» Task description
From the listing below, extract every line containing "routes".

» Extracted information
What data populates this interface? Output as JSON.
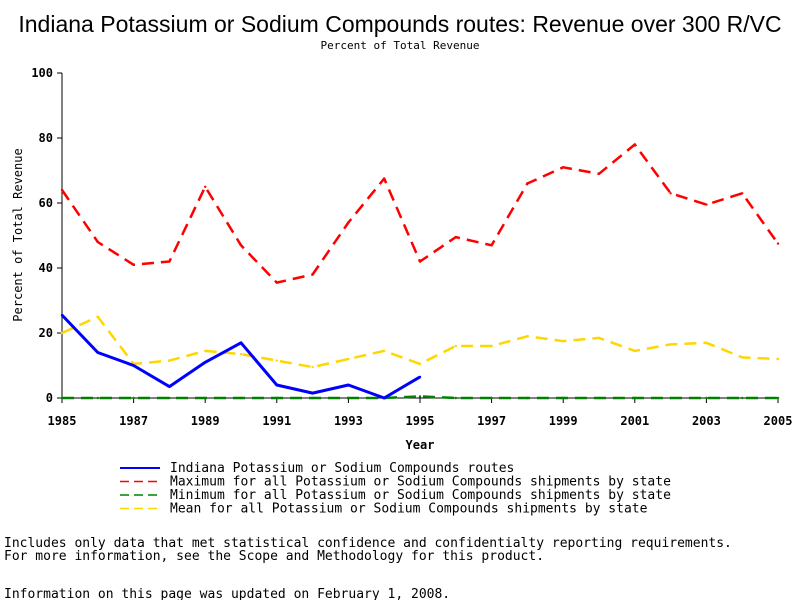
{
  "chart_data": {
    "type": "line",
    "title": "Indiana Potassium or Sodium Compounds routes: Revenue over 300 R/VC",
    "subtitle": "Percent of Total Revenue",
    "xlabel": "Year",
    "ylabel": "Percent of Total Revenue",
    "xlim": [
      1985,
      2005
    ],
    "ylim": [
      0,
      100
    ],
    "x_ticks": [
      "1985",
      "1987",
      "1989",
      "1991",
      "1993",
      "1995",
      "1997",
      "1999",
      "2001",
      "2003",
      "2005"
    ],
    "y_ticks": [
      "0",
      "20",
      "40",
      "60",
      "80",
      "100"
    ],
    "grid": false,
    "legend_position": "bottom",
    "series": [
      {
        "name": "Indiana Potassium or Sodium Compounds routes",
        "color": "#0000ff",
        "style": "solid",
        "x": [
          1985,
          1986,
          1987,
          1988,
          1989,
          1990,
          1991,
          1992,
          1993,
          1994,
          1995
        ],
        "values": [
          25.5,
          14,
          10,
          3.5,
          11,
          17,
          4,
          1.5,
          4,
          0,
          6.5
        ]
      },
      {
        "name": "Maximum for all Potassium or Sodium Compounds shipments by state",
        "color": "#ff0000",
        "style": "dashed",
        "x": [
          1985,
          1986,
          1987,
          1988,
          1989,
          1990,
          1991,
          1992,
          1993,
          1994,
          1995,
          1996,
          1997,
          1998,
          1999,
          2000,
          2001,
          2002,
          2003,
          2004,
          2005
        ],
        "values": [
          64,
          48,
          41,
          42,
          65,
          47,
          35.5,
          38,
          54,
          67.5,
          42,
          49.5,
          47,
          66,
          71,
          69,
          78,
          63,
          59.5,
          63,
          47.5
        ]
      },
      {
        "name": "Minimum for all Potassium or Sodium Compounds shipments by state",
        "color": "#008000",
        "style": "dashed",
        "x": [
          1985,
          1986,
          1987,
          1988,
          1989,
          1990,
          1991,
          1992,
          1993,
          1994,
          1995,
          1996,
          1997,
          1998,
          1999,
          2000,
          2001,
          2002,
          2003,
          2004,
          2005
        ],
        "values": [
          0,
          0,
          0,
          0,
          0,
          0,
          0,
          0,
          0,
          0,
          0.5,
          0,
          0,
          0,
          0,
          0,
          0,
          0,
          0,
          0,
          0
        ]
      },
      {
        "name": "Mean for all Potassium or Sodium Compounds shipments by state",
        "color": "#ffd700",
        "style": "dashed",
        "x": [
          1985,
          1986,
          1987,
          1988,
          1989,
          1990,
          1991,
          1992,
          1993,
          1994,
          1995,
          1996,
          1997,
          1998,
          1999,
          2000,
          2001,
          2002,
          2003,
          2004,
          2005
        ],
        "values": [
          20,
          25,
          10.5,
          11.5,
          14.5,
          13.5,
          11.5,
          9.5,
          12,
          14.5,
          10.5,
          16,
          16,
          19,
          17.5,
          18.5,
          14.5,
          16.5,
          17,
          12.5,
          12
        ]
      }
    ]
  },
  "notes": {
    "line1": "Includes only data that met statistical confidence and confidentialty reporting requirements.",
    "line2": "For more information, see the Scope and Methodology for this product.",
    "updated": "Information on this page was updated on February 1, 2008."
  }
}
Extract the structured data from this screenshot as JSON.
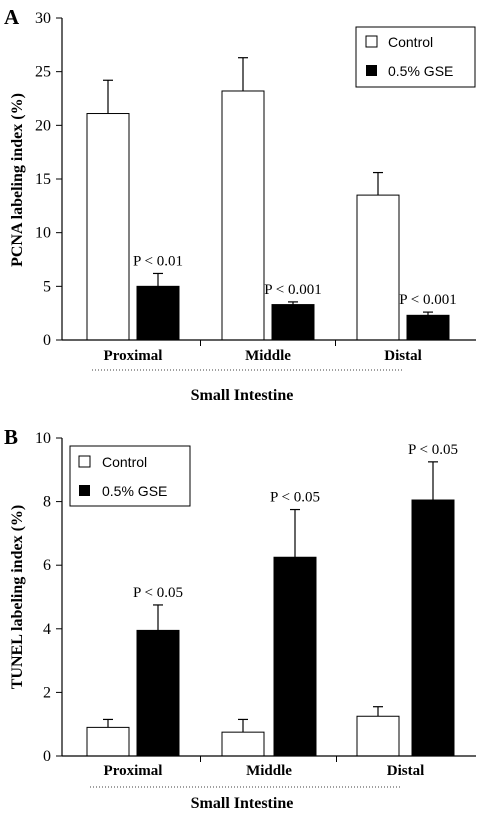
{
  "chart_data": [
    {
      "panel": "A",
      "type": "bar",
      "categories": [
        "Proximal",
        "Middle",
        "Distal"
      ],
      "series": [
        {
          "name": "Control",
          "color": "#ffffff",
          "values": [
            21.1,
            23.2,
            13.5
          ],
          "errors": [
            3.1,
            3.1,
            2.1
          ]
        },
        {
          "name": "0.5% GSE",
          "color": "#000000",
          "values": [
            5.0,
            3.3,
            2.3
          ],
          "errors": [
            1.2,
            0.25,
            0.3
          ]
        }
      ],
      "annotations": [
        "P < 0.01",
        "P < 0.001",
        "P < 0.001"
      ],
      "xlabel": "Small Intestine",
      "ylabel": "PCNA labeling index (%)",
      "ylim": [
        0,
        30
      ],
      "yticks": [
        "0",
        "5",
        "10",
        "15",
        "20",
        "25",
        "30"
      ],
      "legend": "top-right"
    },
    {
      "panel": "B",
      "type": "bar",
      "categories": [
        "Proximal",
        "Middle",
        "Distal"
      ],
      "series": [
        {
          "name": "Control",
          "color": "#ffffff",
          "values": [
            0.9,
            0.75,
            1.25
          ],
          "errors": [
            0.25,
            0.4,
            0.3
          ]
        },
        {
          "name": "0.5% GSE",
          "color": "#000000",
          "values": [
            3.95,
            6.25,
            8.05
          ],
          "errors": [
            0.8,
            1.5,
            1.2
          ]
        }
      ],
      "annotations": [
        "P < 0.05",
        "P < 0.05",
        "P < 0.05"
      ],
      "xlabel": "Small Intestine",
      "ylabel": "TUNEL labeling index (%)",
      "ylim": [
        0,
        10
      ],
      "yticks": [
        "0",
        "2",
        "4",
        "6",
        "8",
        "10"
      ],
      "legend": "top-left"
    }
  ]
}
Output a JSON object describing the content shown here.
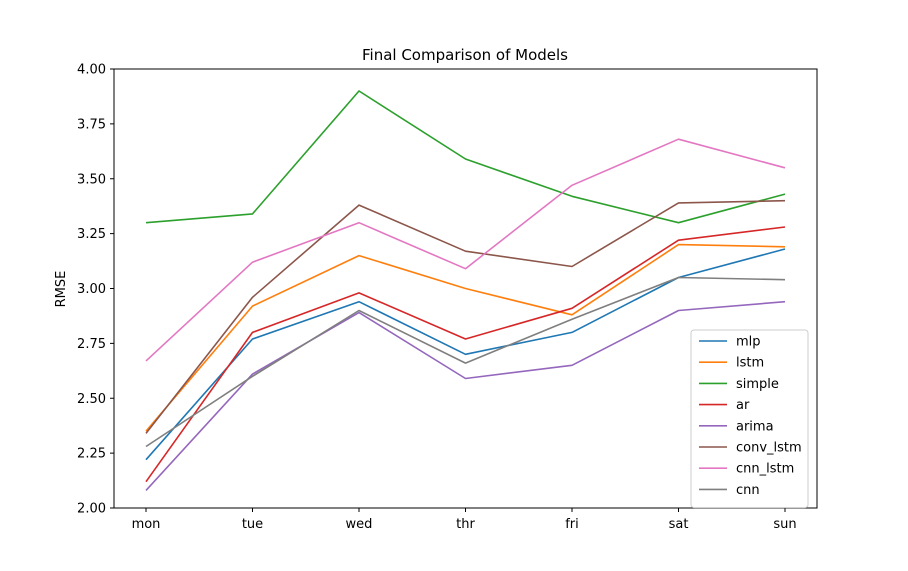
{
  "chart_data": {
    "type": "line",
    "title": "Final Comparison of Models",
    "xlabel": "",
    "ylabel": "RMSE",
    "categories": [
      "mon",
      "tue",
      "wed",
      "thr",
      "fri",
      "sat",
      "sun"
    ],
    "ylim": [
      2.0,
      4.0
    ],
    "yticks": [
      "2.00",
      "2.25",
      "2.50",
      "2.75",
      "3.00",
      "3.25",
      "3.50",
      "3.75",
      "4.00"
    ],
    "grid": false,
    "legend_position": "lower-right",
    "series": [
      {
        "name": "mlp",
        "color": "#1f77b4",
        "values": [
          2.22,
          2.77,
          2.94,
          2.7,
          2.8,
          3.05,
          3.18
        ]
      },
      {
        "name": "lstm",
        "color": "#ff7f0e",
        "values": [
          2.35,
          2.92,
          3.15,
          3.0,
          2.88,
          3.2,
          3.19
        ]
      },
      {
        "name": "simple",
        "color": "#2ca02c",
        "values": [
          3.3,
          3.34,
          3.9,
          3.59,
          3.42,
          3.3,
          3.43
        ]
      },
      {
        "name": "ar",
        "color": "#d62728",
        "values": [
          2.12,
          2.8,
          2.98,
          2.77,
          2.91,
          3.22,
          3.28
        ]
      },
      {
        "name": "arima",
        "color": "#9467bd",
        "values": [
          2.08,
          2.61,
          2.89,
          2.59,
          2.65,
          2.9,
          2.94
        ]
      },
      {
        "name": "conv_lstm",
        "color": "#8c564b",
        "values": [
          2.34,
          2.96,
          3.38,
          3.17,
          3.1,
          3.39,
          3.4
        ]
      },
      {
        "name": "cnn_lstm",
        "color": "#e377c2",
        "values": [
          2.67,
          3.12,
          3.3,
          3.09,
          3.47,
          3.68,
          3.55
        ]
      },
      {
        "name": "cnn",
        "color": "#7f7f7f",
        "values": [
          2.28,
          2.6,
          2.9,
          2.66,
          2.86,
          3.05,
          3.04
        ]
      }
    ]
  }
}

==

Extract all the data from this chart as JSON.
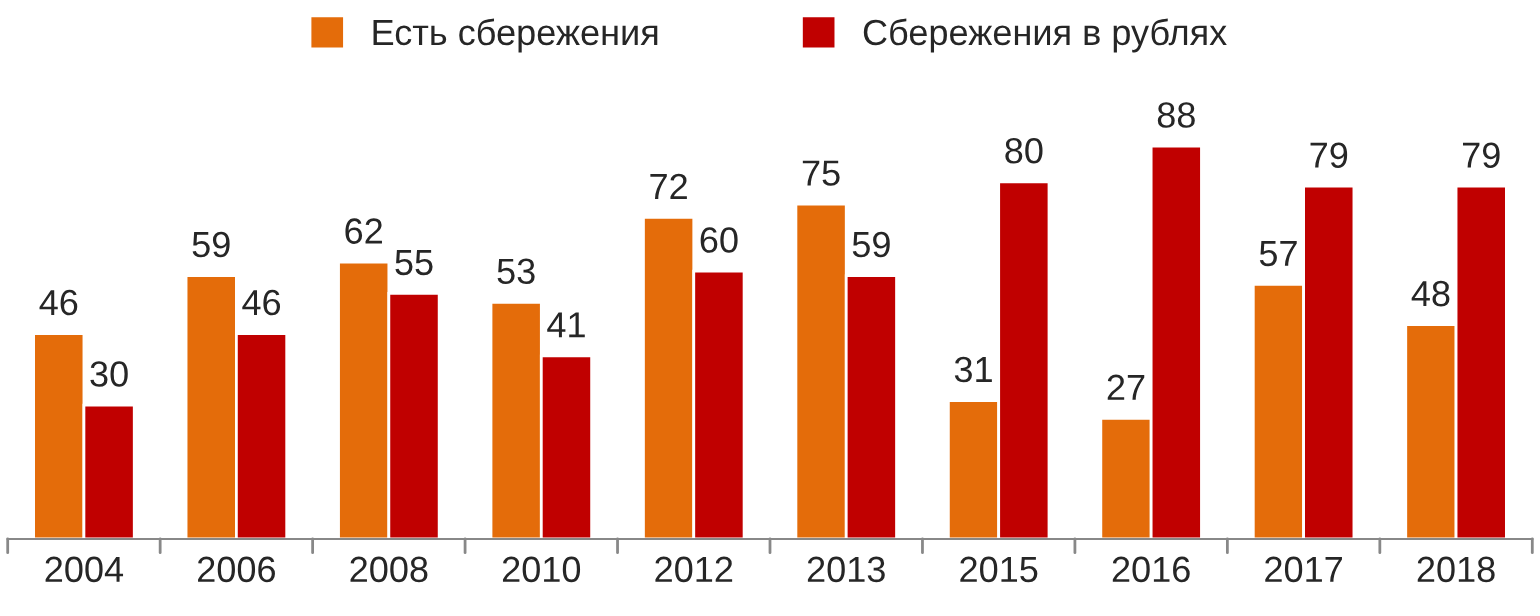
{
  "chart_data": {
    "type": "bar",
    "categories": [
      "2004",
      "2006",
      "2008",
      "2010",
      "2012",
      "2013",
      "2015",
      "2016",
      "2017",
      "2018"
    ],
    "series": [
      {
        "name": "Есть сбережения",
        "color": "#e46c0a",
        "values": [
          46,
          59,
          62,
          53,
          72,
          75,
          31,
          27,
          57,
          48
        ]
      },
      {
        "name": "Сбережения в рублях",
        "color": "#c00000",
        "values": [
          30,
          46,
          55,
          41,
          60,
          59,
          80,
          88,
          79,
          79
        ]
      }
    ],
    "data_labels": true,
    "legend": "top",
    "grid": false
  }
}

» Result of the exercise
    "title": "Indiana Potassium or Sodium Compounds routes: Revenue over 300 R/VC",
        "name": "Indiana Potassium or Sodium Compounds routes",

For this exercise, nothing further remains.